══ EXTRACTED MATERIAL ══

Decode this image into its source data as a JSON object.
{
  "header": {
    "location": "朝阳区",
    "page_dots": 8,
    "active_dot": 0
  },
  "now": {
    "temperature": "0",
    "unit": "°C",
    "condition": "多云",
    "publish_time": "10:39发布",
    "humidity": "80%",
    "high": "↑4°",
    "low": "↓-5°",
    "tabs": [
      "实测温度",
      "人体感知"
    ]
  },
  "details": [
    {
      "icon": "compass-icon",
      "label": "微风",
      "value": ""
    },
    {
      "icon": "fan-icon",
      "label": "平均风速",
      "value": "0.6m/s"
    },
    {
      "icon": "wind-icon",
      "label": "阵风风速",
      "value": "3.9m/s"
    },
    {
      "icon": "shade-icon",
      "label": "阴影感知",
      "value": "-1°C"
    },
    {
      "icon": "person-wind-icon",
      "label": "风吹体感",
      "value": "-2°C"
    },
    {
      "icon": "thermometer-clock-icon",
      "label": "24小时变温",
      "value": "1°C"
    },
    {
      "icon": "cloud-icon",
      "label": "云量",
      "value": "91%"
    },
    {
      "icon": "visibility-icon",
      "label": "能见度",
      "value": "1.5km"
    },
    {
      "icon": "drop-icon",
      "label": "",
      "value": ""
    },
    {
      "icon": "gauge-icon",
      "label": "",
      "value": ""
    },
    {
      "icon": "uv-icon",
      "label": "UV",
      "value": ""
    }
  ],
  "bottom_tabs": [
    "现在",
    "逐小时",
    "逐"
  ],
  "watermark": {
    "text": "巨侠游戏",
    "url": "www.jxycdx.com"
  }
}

═══

[SHORT PROBLEM]
Transcribe each entry exactly.

[THE RESULT]
Decode this image into its source data as a JSON object.
{
  "header": {
    "location": "朝阳区",
    "page_dots": 8,
    "active_dot": 0
  },
  "now": {
    "temperature": "0",
    "unit": "°C",
    "condition": "多云",
    "publish_time": "10:39发布",
    "humidity": "80%",
    "high": "↑4°",
    "low": "↓-5°",
    "tabs": [
      "实测温度",
      "人体感知"
    ]
  },
  "details": [
    {
      "icon": "compass-icon",
      "label": "微风",
      "value": ""
    },
    {
      "icon": "fan-icon",
      "label": "平均风速",
      "value": "0.6m/s"
    },
    {
      "icon": "wind-icon",
      "label": "阵风风速",
      "value": "3.9m/s"
    },
    {
      "icon": "shade-icon",
      "label": "阴影感知",
      "value": "-1°C"
    },
    {
      "icon": "person-wind-icon",
      "label": "风吹体感",
      "value": "-2°C"
    },
    {
      "icon": "thermometer-clock-icon",
      "label": "24小时变温",
      "value": "1°C"
    },
    {
      "icon": "cloud-icon",
      "label": "云量",
      "value": "91%"
    },
    {
      "icon": "visibility-icon",
      "label": "能见度",
      "value": "1.5km"
    },
    {
      "icon": "drop-icon",
      "label": "",
      "value": ""
    },
    {
      "icon": "gauge-icon",
      "label": "",
      "value": ""
    },
    {
      "icon": "uv-icon",
      "label": "UV",
      "value": ""
    }
  ],
  "bottom_tabs": [
    "现在",
    "逐小时",
    "逐"
  ],
  "watermark": {
    "text": "巨侠游戏",
    "url": "www.jxycdx.com"
  }
}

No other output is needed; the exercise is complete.